# Request
Write the material out again exactly.
## BEGIN Material supplied
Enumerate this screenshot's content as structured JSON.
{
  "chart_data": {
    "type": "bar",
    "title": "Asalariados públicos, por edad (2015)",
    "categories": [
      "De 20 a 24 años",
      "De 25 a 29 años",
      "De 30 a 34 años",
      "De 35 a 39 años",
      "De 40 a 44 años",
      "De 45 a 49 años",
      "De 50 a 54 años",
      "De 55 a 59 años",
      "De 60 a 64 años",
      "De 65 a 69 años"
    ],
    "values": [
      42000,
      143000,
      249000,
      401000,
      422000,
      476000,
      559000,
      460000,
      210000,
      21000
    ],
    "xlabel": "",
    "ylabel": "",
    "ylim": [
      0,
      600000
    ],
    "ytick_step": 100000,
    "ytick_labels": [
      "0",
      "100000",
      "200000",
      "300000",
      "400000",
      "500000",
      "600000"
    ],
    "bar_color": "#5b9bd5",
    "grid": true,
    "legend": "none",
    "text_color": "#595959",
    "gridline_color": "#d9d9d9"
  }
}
## END Material supplied
# Response
Enumerate this screenshot's content as structured JSON.
{
  "chart_data": {
    "type": "bar",
    "title": "Asalariados públicos, por edad (2015)",
    "categories": [
      "De 20 a 24 años",
      "De 25 a 29 años",
      "De 30 a 34 años",
      "De 35 a 39 años",
      "De 40 a 44 años",
      "De 45 a 49 años",
      "De 50 a 54 años",
      "De 55 a 59 años",
      "De 60 a 64 años",
      "De 65 a 69 años"
    ],
    "values": [
      42000,
      143000,
      249000,
      401000,
      422000,
      476000,
      559000,
      460000,
      210000,
      21000
    ],
    "xlabel": "",
    "ylabel": "",
    "ylim": [
      0,
      600000
    ],
    "ytick_step": 100000,
    "ytick_labels": [
      "0",
      "100000",
      "200000",
      "300000",
      "400000",
      "500000",
      "600000"
    ],
    "bar_color": "#5b9bd5",
    "grid": true,
    "legend": "none",
    "text_color": "#595959",
    "gridline_color": "#d9d9d9"
  }
}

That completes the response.